» Sayfa Metni:
-------------------------
En Sıcak Konular

Erdoğan'ın ziyaretinin Arap basınındaki yankıları

19 Eylül 2011 17:47 tsi
Başbakan Recep Tayyip Erdoğan 'Arap Baharı' ülkeleri Mısır, Tunus ve Libya'ya yaptığı ziyaretleri tamamlayarak yurda döndü; ancak ziyaretin yankıları uzun süre Arap kamuoyunu meşgul edecek gibi. Ortadoğu uzmanı Halil Çelik'in yazısı:

Halil Çeik *

Erdoğan'ın özellikle de ziyaretinin Arap dünyasının kalbi Mısır ayağında gördüğü coşkulu karşılama, demokrasi, insan hakları ve laikliğe yaptığı vurgular, Arap basını ve yazarlarınca farklı açılardan yorumlanırken ziyaret, İsrail'le ilişkiler, Türk modeli/laiklik, ekonomik ilişkiler, ziyaretin zamanlaması ve Arapların özgüven sorunu üzerinden değerlendirildi.
-------------------------
» Kayıtlı Girdiler:
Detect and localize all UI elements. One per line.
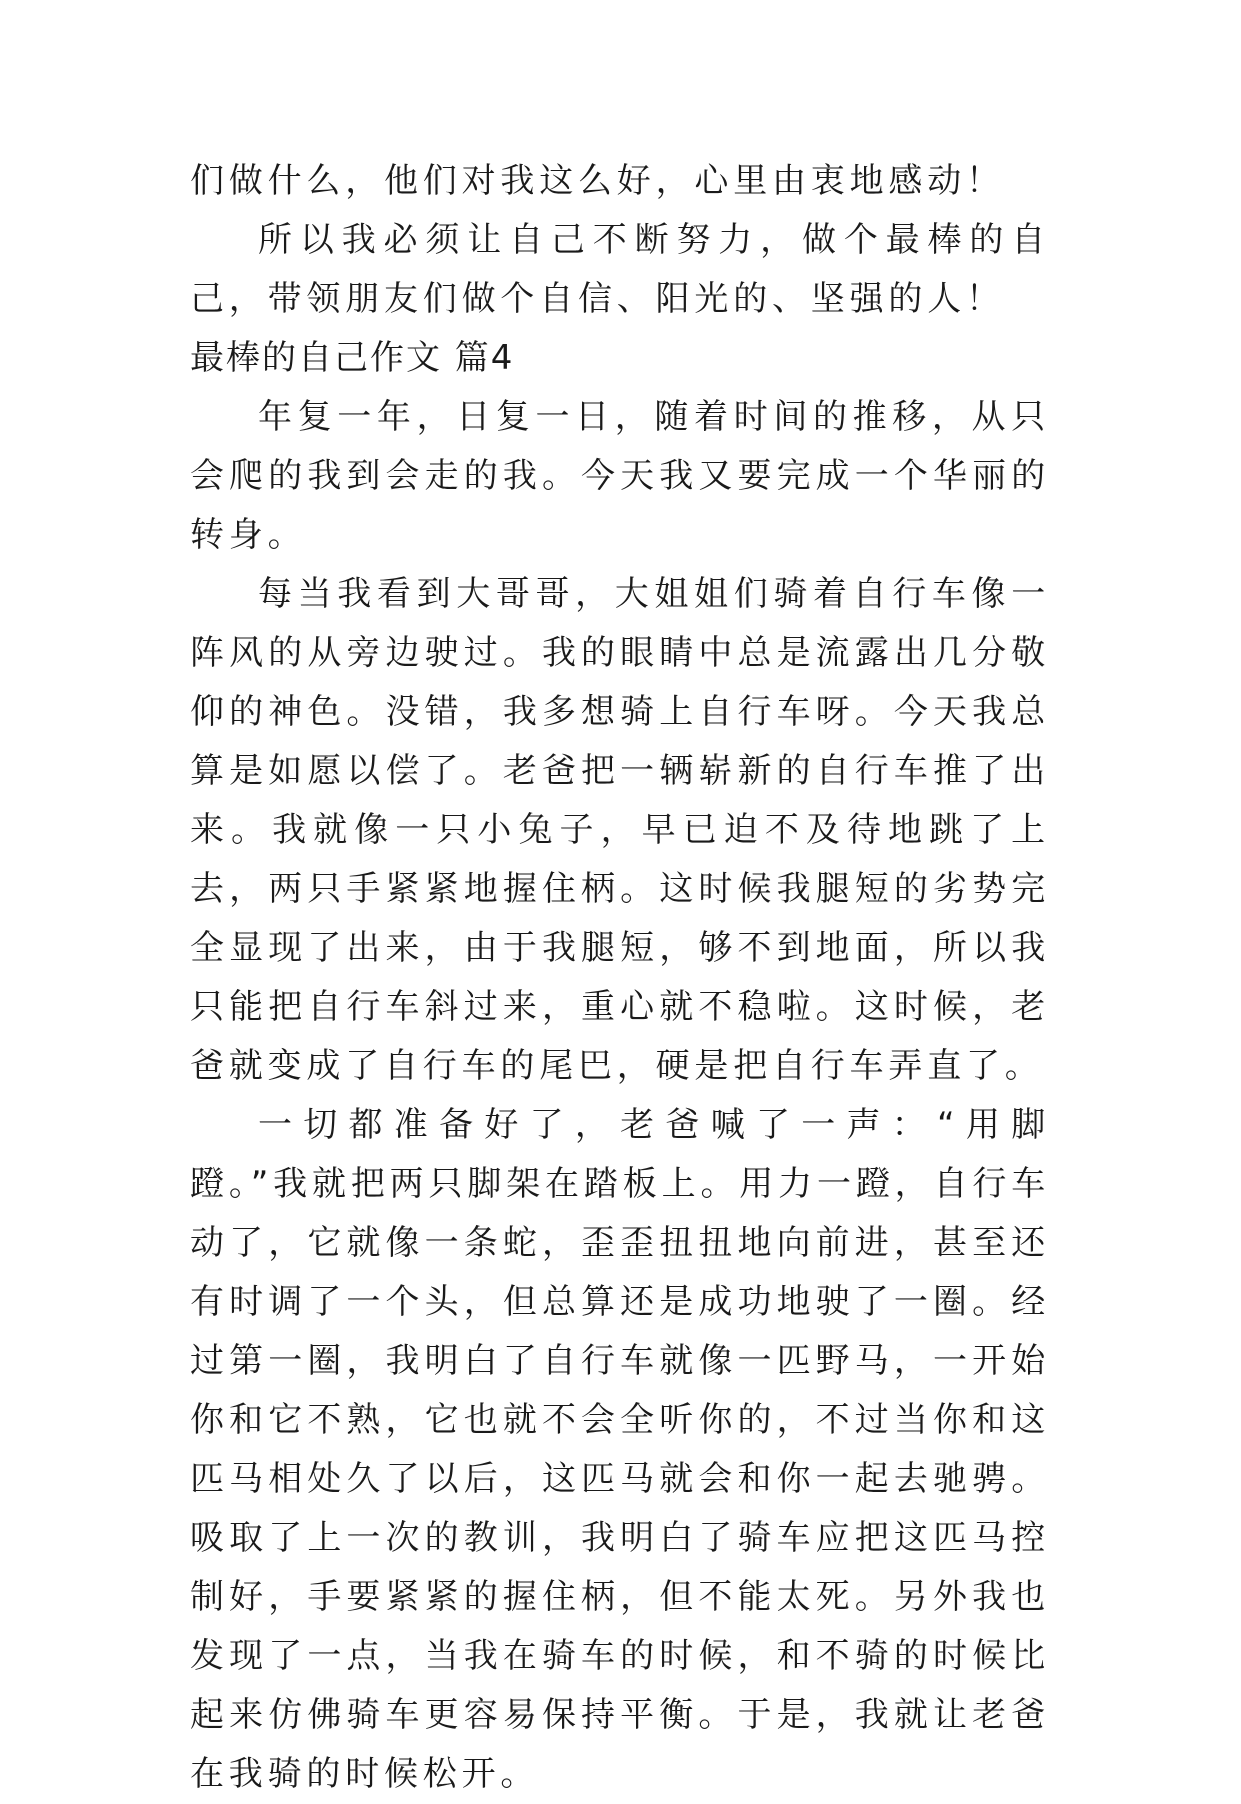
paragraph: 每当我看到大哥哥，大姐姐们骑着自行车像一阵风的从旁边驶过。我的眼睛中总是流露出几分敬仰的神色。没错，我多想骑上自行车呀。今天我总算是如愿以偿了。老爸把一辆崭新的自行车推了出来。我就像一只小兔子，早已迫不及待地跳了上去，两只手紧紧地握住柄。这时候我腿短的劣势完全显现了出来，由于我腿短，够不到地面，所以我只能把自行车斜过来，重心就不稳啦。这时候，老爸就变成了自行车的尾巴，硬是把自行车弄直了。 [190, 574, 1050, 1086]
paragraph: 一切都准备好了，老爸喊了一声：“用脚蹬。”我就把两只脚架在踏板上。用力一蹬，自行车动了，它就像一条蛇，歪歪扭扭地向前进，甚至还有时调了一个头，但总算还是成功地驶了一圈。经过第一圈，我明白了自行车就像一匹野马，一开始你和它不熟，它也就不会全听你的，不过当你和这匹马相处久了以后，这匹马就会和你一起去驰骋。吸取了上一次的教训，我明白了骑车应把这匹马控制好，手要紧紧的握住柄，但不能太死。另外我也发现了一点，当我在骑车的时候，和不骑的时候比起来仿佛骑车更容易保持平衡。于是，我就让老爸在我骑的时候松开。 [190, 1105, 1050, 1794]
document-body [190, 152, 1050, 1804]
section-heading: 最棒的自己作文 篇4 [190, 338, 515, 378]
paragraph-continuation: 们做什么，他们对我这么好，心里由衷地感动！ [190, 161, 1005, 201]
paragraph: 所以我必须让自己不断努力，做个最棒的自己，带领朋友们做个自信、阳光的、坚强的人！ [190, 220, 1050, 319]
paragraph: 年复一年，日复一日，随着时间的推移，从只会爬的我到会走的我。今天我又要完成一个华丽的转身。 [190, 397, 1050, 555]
-------------------------
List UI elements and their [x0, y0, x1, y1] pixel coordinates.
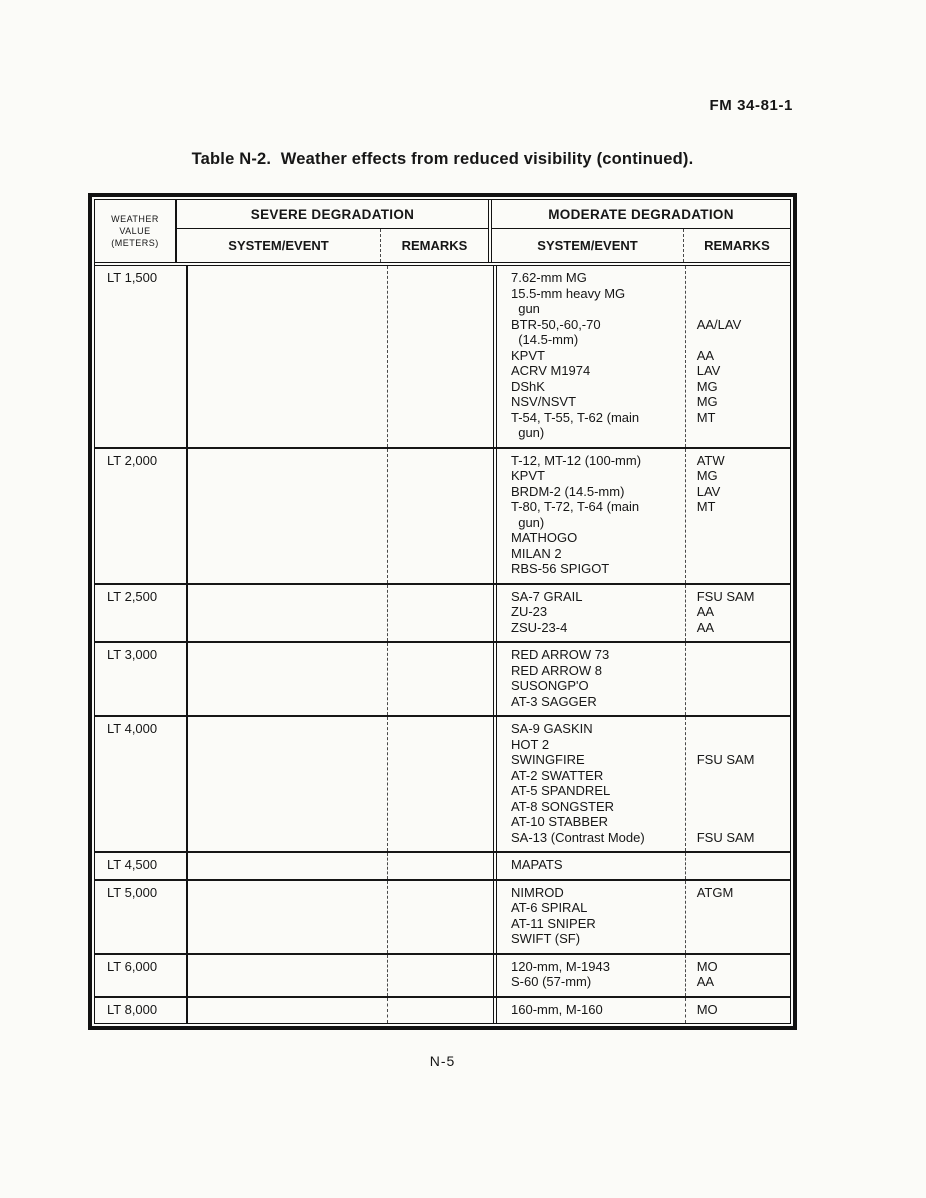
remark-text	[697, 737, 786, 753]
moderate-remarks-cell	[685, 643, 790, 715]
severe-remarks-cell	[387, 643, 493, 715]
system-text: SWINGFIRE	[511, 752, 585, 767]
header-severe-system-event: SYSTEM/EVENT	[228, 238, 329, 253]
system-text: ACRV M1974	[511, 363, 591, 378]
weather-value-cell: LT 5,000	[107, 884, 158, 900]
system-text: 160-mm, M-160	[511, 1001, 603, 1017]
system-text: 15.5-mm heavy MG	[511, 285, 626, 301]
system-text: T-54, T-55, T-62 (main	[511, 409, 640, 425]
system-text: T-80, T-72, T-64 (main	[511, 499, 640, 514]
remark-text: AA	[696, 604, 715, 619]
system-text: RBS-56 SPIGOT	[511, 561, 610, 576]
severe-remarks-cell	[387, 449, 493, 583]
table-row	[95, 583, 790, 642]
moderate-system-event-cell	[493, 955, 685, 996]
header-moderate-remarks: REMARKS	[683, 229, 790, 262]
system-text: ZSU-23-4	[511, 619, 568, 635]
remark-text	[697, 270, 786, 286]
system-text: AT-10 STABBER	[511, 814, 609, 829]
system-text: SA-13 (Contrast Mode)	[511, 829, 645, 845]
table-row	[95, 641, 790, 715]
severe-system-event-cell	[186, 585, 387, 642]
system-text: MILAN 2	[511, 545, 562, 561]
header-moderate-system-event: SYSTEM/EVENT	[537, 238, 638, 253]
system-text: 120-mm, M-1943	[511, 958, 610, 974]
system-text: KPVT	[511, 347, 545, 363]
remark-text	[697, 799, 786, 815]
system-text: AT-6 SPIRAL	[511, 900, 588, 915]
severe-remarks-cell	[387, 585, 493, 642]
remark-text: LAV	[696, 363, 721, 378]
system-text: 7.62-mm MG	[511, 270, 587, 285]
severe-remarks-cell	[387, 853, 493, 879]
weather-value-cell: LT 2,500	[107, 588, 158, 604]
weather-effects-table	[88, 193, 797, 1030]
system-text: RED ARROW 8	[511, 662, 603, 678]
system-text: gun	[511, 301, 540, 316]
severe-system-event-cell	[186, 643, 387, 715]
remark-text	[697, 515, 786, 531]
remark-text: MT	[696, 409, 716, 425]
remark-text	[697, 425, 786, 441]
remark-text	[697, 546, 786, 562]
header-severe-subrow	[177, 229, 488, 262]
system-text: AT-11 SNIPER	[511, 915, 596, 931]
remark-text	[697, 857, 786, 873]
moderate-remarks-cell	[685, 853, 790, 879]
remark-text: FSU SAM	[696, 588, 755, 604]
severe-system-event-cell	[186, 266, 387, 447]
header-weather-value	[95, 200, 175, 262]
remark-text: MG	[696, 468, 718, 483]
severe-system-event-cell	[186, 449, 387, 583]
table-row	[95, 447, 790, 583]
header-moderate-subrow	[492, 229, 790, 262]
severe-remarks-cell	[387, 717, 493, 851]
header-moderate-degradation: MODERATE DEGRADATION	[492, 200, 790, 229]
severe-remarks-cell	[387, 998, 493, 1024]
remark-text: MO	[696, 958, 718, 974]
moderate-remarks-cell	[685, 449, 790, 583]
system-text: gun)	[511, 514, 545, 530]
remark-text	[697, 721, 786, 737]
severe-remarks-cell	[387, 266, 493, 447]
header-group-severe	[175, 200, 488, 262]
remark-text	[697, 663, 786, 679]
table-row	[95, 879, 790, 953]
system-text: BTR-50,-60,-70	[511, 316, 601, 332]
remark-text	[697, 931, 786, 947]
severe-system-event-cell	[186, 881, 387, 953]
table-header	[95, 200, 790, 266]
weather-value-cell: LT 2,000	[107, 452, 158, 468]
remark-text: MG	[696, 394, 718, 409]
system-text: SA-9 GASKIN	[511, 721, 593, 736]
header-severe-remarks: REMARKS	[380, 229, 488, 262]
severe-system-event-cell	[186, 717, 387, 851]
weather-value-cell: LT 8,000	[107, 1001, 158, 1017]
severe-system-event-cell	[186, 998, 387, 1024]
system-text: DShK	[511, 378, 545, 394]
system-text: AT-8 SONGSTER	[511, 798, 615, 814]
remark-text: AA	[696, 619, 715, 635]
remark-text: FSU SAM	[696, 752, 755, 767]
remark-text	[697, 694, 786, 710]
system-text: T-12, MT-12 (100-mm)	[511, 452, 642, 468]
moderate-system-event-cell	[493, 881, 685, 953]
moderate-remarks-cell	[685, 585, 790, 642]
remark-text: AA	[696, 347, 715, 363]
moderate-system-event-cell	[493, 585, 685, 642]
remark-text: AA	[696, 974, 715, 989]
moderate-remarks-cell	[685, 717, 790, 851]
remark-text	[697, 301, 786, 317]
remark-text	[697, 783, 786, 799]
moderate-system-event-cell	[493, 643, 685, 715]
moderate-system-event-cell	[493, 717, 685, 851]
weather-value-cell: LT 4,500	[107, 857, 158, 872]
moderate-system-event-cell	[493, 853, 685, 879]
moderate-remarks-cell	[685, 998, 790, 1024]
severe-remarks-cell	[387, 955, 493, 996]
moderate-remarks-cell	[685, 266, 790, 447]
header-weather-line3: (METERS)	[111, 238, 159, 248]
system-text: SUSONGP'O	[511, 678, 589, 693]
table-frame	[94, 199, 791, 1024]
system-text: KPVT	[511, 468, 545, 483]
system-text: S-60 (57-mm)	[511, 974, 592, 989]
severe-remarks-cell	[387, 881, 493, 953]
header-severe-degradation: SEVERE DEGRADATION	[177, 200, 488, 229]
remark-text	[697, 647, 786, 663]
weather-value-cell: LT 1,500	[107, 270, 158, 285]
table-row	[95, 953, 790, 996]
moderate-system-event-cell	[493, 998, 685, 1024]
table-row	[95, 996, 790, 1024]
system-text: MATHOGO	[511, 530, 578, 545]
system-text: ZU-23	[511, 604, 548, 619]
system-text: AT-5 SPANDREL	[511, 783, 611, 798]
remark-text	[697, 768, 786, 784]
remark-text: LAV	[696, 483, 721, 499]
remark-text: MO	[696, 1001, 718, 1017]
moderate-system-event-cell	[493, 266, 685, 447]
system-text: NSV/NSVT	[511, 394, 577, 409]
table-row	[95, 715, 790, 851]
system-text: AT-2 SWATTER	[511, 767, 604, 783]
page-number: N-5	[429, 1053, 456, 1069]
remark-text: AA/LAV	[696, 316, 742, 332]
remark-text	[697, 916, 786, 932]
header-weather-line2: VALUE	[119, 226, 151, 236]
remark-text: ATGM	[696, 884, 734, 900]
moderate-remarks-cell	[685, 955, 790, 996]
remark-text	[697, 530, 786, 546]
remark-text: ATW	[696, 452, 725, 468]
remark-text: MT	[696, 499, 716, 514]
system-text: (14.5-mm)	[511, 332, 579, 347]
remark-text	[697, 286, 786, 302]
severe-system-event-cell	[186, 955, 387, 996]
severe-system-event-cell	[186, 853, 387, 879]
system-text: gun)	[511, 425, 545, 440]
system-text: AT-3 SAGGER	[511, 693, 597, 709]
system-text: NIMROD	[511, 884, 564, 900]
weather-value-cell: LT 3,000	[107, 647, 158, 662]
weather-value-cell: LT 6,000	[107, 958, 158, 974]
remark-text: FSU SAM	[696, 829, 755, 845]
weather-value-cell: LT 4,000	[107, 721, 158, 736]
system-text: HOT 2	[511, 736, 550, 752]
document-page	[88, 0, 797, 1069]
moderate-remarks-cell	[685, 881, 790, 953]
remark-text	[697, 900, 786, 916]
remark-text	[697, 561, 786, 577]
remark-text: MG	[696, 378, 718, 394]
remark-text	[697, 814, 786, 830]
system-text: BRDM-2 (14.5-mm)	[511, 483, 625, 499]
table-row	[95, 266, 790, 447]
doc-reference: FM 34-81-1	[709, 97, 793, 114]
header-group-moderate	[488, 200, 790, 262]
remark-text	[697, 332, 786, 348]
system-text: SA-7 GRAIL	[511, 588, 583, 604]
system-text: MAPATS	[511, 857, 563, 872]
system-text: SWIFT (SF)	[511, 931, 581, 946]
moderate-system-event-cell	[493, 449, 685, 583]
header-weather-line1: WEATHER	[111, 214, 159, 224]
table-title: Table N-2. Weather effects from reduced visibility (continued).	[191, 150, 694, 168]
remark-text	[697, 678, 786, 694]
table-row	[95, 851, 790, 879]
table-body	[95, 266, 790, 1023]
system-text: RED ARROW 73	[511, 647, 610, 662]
-------------------------
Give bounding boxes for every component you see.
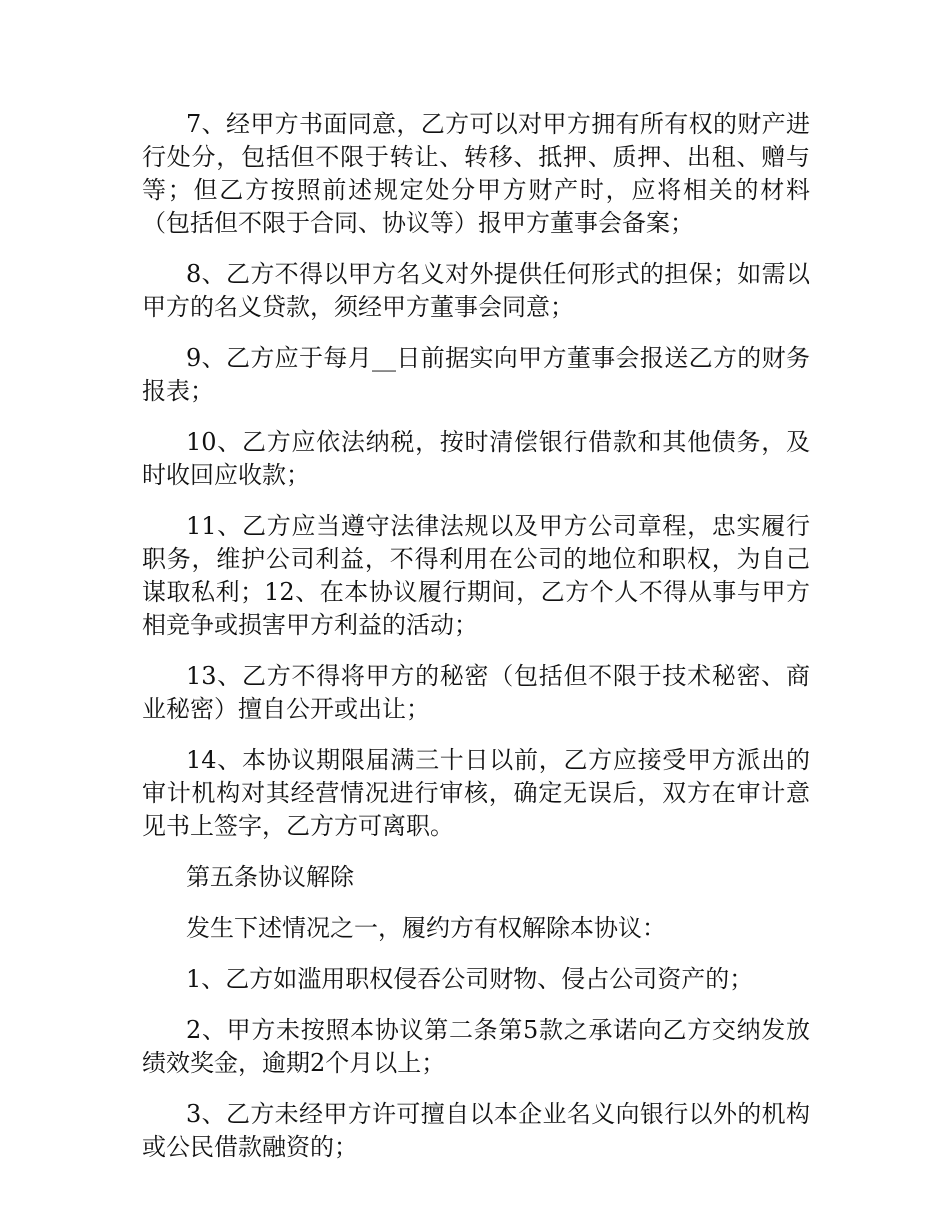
-------------------------
Erdoğan'ın Arap ülkeleri ziyaretiyle ilgili haberden "Erdoğan'ın özellikle de" sözcüklerini içeren yerle başlayıp "sorunu üzerinden değerlendirildi." sözcükleriyle biten bölümü hiç değiştirmeden yazın. Bu girdiler başka bir kaynaktan alınmıştır.

» Tam Yanıt:
Erdoğan'ın özellikle de ziyaretinin Arap dünyasının kalbi Mısır ayağında gördüğü coşkulu karşılama, demokrasi, insan hakları ve laikliğe yaptığı vurgular, Arap basını ve yazarlarınca farklı açılardan yorumlanırken ziyaret, İsrail'le ilişkiler, Türk modeli/laiklik, ekonomik ilişkiler, ziyaretin zamanlaması ve Arapların özgüven sorunu üzerinden değerlendirildi.